### EXERCISE
Write out every entry exactly as it stands.
### GIVEN RECORDS
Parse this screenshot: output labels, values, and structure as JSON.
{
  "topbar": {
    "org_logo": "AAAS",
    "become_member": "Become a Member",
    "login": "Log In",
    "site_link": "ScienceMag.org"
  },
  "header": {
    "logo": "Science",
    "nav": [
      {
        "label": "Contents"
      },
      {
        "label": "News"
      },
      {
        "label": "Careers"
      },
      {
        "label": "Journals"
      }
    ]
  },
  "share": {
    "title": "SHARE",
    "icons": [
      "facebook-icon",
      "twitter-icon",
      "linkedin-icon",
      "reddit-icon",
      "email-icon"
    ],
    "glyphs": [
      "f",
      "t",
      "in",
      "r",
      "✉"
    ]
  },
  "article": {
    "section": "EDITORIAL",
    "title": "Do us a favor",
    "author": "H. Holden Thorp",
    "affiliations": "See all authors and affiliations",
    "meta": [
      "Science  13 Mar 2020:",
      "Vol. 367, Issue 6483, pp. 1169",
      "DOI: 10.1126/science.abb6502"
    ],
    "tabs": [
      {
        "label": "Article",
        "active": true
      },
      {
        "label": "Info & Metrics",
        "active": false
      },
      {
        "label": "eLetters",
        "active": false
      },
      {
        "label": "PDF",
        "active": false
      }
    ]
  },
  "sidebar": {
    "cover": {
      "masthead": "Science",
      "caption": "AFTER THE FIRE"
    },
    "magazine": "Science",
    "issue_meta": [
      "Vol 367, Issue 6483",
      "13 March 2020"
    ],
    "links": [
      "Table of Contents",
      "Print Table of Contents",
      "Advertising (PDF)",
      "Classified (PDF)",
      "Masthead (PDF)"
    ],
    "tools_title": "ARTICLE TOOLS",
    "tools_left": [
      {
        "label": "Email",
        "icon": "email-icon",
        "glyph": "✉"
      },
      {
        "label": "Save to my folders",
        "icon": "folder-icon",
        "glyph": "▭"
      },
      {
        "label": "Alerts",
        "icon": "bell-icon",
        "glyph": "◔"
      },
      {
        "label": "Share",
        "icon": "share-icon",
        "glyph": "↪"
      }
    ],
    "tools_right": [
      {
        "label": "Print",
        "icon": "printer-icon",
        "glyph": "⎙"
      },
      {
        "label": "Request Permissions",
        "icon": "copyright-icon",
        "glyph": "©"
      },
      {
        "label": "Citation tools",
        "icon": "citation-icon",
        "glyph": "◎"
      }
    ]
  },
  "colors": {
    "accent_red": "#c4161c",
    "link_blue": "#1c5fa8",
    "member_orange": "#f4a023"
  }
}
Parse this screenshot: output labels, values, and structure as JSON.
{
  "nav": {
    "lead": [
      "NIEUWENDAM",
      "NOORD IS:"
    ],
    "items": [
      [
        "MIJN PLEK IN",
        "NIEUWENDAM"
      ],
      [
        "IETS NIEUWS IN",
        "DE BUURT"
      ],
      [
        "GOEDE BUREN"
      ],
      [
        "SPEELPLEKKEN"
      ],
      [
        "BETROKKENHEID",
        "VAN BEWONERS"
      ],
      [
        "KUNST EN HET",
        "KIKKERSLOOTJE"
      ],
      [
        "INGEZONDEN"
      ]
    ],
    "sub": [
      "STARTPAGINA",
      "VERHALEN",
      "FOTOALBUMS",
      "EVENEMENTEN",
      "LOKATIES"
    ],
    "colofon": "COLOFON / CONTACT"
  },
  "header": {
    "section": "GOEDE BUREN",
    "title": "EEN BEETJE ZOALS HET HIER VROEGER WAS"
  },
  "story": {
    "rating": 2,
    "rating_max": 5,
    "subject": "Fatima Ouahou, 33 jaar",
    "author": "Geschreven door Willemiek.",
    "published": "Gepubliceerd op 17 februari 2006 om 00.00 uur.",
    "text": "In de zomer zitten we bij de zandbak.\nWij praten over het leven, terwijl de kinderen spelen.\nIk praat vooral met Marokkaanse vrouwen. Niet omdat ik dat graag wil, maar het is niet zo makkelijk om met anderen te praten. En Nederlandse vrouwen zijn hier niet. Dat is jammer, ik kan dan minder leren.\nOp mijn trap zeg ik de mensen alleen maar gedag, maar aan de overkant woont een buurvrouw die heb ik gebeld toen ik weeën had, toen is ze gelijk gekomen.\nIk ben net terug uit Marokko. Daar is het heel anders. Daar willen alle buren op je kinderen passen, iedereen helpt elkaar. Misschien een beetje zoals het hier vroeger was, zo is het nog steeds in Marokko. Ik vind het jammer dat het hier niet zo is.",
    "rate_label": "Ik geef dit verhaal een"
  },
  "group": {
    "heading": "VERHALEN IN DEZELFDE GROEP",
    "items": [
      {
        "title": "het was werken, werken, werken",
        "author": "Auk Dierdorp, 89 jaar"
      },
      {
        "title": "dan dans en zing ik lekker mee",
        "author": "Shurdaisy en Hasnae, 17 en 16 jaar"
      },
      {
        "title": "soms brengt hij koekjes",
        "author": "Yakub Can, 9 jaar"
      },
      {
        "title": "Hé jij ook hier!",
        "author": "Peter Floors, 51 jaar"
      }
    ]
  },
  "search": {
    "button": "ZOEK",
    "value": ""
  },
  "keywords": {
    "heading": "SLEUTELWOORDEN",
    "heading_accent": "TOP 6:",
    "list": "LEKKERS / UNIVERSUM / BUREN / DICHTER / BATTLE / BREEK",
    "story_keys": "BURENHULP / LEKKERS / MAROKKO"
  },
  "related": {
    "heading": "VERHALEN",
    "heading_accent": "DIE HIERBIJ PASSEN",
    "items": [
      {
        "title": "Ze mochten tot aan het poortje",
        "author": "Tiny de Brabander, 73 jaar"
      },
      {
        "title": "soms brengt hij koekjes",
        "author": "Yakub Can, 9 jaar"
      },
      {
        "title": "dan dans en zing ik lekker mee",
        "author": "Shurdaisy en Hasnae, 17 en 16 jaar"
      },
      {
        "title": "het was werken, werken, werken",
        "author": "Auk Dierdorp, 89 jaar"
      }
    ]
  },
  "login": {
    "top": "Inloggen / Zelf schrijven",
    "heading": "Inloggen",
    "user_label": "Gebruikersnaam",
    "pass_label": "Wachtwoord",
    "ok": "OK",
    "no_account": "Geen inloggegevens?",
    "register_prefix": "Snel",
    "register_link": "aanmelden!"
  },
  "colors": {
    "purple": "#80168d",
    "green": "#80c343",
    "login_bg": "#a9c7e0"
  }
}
######
### RESULT OF THE TASK
Parse this screenshot: output labels, values, and structure as JSON.
{
  "topbar": {
    "org_logo": "AAAS",
    "become_member": "Become a Member",
    "login": "Log In",
    "site_link": "ScienceMag.org"
  },
  "header": {
    "logo": "Science",
    "nav": [
      {
        "label": "Contents"
      },
      {
        "label": "News"
      },
      {
        "label": "Careers"
      },
      {
        "label": "Journals"
      }
    ]
  },
  "share": {
    "title": "SHARE",
    "icons": [
      "facebook-icon",
      "twitter-icon",
      "linkedin-icon",
      "reddit-icon",
      "email-icon"
    ],
    "glyphs": [
      "f",
      "t",
      "in",
      "r",
      "✉"
    ]
  },
  "article": {
    "section": "EDITORIAL",
    "title": "Do us a favor",
    "author": "H. Holden Thorp",
    "affiliations": "See all authors and affiliations",
    "meta": [
      "Science  13 Mar 2020:",
      "Vol. 367, Issue 6483, pp. 1169",
      "DOI: 10.1126/science.abb6502"
    ],
    "tabs": [
      {
        "label": "Article",
        "active": true
      },
      {
        "label": "Info & Metrics",
        "active": false
      },
      {
        "label": "eLetters",
        "active": false
      },
      {
        "label": "PDF",
        "active": false
      }
    ]
  },
  "sidebar": {
    "cover": {
      "masthead": "Science",
      "caption": "AFTER THE FIRE"
    },
    "magazine": "Science",
    "issue_meta": [
      "Vol 367, Issue 6483",
      "13 March 2020"
    ],
    "links": [
      "Table of Contents",
      "Print Table of Contents",
      "Advertising (PDF)",
      "Classified (PDF)",
      "Masthead (PDF)"
    ],
    "tools_title": "ARTICLE TOOLS",
    "tools_left": [
      {
        "label": "Email",
        "icon": "email-icon",
        "glyph": "✉"
      },
      {
        "label": "Save to my folders",
        "icon": "folder-icon",
        "glyph": "▭"
      },
      {
        "label": "Alerts",
        "icon": "bell-icon",
        "glyph": "◔"
      },
      {
        "label": "Share",
        "icon": "share-icon",
        "glyph": "↪"
      }
    ],
    "tools_right": [
      {
        "label": "Print",
        "icon": "printer-icon",
        "glyph": "⎙"
      },
      {
        "label": "Request Permissions",
        "icon": "copyright-icon",
        "glyph": "©"
      },
      {
        "label": "Citation tools",
        "icon": "citation-icon",
        "glyph": "◎"
      }
    ]
  },
  "colors": {
    "accent_red": "#c4161c",
    "link_blue": "#1c5fa8",
    "member_orange": "#f4a023"
  }
}
Parse this screenshot: output labels, values, and structure as JSON.
{
  "nav": {
    "lead": [
      "NIEUWENDAM",
      "NOORD IS:"
    ],
    "items": [
      [
        "MIJN PLEK IN",
        "NIEUWENDAM"
      ],
      [
        "IETS NIEUWS IN",
        "DE BUURT"
      ],
      [
        "GOEDE BUREN"
      ],
      [
        "SPEELPLEKKEN"
      ],
      [
        "BETROKKENHEID",
        "VAN BEWONERS"
      ],
      [
        "KUNST EN HET",
        "KIKKERSLOOTJE"
      ],
      [
        "INGEZONDEN"
      ]
    ],
    "sub": [
      "STARTPAGINA",
      "VERHALEN",
      "FOTOALBUMS",
      "EVENEMENTEN",
      "LOKATIES"
    ],
    "colofon": "COLOFON / CONTACT"
  },
  "header": {
    "section": "GOEDE BUREN",
    "title": "EEN BEETJE ZOALS HET HIER VROEGER WAS"
  },
  "story": {
    "rating": 2,
    "rating_max": 5,
    "subject": "Fatima Ouahou, 33 jaar",
    "author": "Geschreven door Willemiek.",
    "published": "Gepubliceerd op 17 februari 2006 om 00.00 uur.",
    "text": "In de zomer zitten we bij de zandbak.\nWij praten over het leven, terwijl de kinderen spelen.\nIk praat vooral met Marokkaanse vrouwen. Niet omdat ik dat graag wil, maar het is niet zo makkelijk om met anderen te praten. En Nederlandse vrouwen zijn hier niet. Dat is jammer, ik kan dan minder leren.\nOp mijn trap zeg ik de mensen alleen maar gedag, maar aan de overkant woont een buurvrouw die heb ik gebeld toen ik weeën had, toen is ze gelijk gekomen.\nIk ben net terug uit Marokko. Daar is het heel anders. Daar willen alle buren op je kinderen passen, iedereen helpt elkaar. Misschien een beetje zoals het hier vroeger was, zo is het nog steeds in Marokko. Ik vind het jammer dat het hier niet zo is.",
    "rate_label": "Ik geef dit verhaal een"
  },
  "group": {
    "heading": "VERHALEN IN DEZELFDE GROEP",
    "items": [
      {
        "title": "het was werken, werken, werken",
        "author": "Auk Dierdorp, 89 jaar"
      },
      {
        "title": "dan dans en zing ik lekker mee",
        "author": "Shurdaisy en Hasnae, 17 en 16 jaar"
      },
      {
        "title": "soms brengt hij koekjes",
        "author": "Yakub Can, 9 jaar"
      },
      {
        "title": "Hé jij ook hier!",
        "author": "Peter Floors, 51 jaar"
      }
    ]
  },
  "search": {
    "button": "ZOEK",
    "value": ""
  },
  "keywords": {
    "heading": "SLEUTELWOORDEN",
    "heading_accent": "TOP 6:",
    "list": "LEKKERS / UNIVERSUM / BUREN / DICHTER / BATTLE / BREEK",
    "story_keys": "BURENHULP / LEKKERS / MAROKKO"
  },
  "related": {
    "heading": "VERHALEN",
    "heading_accent": "DIE HIERBIJ PASSEN",
    "items": [
      {
        "title": "Ze mochten tot aan het poortje",
        "author": "Tiny de Brabander, 73 jaar"
      },
      {
        "title": "soms brengt hij koekjes",
        "author": "Yakub Can, 9 jaar"
      },
      {
        "title": "dan dans en zing ik lekker mee",
        "author": "Shurdaisy en Hasnae, 17 en 16 jaar"
      },
      {
        "title": "het was werken, werken, werken",
        "author": "Auk Dierdorp, 89 jaar"
      }
    ]
  },
  "login": {
    "top": "Inloggen / Zelf schrijven",
    "heading": "Inloggen",
    "user_label": "Gebruikersnaam",
    "pass_label": "Wachtwoord",
    "ok": "OK",
    "no_account": "Geen inloggegevens?",
    "register_prefix": "Snel",
    "register_link": "aanmelden!"
  },
  "colors": {
    "purple": "#80168d",
    "green": "#80c343",
    "login_bg": "#a9c7e0"
  }
}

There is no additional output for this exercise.